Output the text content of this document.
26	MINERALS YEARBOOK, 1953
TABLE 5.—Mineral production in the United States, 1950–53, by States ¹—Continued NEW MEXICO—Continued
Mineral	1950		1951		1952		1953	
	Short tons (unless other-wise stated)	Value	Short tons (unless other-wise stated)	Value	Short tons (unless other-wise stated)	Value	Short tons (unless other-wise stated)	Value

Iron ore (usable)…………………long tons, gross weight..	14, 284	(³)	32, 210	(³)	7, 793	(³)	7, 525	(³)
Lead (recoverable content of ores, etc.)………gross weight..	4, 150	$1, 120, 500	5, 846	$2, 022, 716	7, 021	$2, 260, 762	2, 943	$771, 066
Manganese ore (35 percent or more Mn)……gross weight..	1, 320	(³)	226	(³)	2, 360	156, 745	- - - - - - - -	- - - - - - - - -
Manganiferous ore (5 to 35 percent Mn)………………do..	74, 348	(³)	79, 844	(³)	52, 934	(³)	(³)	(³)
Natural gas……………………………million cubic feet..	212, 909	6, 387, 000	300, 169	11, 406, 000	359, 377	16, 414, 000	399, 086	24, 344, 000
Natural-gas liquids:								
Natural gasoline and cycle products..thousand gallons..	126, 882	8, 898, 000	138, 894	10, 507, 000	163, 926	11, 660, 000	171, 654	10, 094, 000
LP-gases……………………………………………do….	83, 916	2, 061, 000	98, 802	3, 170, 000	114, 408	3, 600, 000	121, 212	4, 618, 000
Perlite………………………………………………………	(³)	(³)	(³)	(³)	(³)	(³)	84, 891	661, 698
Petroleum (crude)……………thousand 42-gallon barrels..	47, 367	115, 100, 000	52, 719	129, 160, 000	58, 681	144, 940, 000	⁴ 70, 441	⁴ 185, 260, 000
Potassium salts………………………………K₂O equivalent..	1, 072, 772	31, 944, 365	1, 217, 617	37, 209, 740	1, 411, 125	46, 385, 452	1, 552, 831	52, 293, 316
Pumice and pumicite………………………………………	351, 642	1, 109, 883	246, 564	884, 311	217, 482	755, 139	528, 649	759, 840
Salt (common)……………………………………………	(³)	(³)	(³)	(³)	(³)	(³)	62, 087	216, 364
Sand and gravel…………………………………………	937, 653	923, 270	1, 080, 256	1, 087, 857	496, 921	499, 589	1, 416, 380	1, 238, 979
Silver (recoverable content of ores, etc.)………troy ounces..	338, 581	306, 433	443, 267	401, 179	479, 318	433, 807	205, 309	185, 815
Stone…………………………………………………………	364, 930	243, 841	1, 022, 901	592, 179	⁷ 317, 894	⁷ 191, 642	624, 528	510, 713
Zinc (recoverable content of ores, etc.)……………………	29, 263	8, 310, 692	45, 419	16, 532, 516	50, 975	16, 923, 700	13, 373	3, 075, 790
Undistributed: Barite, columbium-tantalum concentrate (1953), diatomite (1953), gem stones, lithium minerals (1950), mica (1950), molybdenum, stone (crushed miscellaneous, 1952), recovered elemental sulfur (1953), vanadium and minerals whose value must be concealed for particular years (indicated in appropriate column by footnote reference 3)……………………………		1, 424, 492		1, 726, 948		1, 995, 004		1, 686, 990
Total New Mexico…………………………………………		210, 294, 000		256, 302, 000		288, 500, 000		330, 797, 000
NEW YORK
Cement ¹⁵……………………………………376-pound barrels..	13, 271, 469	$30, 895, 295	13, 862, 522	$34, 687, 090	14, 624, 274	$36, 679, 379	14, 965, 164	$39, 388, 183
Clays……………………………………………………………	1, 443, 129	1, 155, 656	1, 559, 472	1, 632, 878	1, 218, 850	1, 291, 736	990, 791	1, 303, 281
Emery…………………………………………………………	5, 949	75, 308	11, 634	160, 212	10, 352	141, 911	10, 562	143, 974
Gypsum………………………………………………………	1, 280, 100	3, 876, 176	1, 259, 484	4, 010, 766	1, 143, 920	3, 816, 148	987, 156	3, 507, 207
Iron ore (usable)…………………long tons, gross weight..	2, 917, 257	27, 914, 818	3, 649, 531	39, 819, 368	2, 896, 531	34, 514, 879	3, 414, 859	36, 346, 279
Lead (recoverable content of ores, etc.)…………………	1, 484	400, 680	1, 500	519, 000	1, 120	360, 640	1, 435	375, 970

Work instructions
From the records above, extract each line exactly as shown.

Answer to this exercise
Output the text content of this document.
26	MINERALS YEARBOOK, 1953
TABLE 5.—Mineral production in the United States, 1950–53, by States ¹—Continued NEW MEXICO—Continued
Mineral	1950		1951		1952		1953	
	Short tons (unless other-wise stated)	Value	Short tons (unless other-wise stated)	Value	Short tons (unless other-wise stated)	Value	Short tons (unless other-wise stated)	Value

Iron ore (usable)…………………long tons, gross weight..	14, 284	(³)	32, 210	(³)	7, 793	(³)	7, 525	(³)
Lead (recoverable content of ores, etc.)………gross weight..	4, 150	$1, 120, 500	5, 846	$2, 022, 716	7, 021	$2, 260, 762	2, 943	$771, 066
Manganese ore (35 percent or more Mn)……gross weight..	1, 320	(³)	226	(³)	2, 360	156, 745	- - - - - - - -	- - - - - - - - -
Manganiferous ore (5 to 35 percent Mn)………………do..	74, 348	(³)	79, 844	(³)	52, 934	(³)	(³)	(³)
Natural gas……………………………million cubic feet..	212, 909	6, 387, 000	300, 169	11, 406, 000	359, 377	16, 414, 000	399, 086	24, 344, 000
Natural-gas liquids:								
Natural gasoline and cycle products..thousand gallons..	126, 882	8, 898, 000	138, 894	10, 507, 000	163, 926	11, 660, 000	171, 654	10, 094, 000
LP-gases……………………………………………do….	83, 916	2, 061, 000	98, 802	3, 170, 000	114, 408	3, 600, 000	121, 212	4, 618, 000
Perlite………………………………………………………	(³)	(³)	(³)	(³)	(³)	(³)	84, 891	661, 698
Petroleum (crude)……………thousand 42-gallon barrels..	47, 367	115, 100, 000	52, 719	129, 160, 000	58, 681	144, 940, 000	⁴ 70, 441	⁴ 185, 260, 000
Potassium salts………………………………K₂O equivalent..	1, 072, 772	31, 944, 365	1, 217, 617	37, 209, 740	1, 411, 125	46, 385, 452	1, 552, 831	52, 293, 316
Pumice and pumicite………………………………………	351, 642	1, 109, 883	246, 564	884, 311	217, 482	755, 139	528, 649	759, 840
Salt (common)……………………………………………	(³)	(³)	(³)	(³)	(³)	(³)	62, 087	216, 364
Sand and gravel…………………………………………	937, 653	923, 270	1, 080, 256	1, 087, 857	496, 921	499, 589	1, 416, 380	1, 238, 979
Silver (recoverable content of ores, etc.)………troy ounces..	338, 581	306, 433	443, 267	401, 179	479, 318	433, 807	205, 309	185, 815
Stone…………………………………………………………	364, 930	243, 841	1, 022, 901	592, 179	⁷ 317, 894	⁷ 191, 642	624, 528	510, 713
Zinc (recoverable content of ores, etc.)……………………	29, 263	8, 310, 692	45, 419	16, 532, 516	50, 975	16, 923, 700	13, 373	3, 075, 790
Undistributed: Barite, columbium-tantalum concentrate (1953), diatomite (1953), gem stones, lithium minerals (1950), mica (1950), molybdenum, stone (crushed miscellaneous, 1952), recovered elemental sulfur (1953), vanadium and minerals whose value must be concealed for particular years (indicated in appropriate column by footnote reference 3)……………………………		1, 424, 492		1, 726, 948		1, 995, 004		1, 686, 990
Total New Mexico…………………………………………		210, 294, 000		256, 302, 000		288, 500, 000		330, 797, 000
NEW YORK
Cement ¹⁵……………………………………376-pound barrels..	13, 271, 469	$30, 895, 295	13, 862, 522	$34, 687, 090	14, 624, 274	$36, 679, 379	14, 965, 164	$39, 388, 183
Clays……………………………………………………………	1, 443, 129	1, 155, 656	1, 559, 472	1, 632, 878	1, 218, 850	1, 291, 736	990, 791	1, 303, 281
Emery…………………………………………………………	5, 949	75, 308	11, 634	160, 212	10, 352	141, 911	10, 562	143, 974
Gypsum………………………………………………………	1, 280, 100	3, 876, 176	1, 259, 484	4, 010, 766	1, 143, 920	3, 816, 148	987, 156	3, 507, 207
Iron ore (usable)…………………long tons, gross weight..	2, 917, 257	27, 914, 818	3, 649, 531	39, 819, 368	2, 896, 531	34, 514, 879	3, 414, 859	36, 346, 279
Lead (recoverable content of ores, etc.)…………………	1, 484	400, 680	1, 500	519, 000	1, 120	360, 640	1, 435	375, 970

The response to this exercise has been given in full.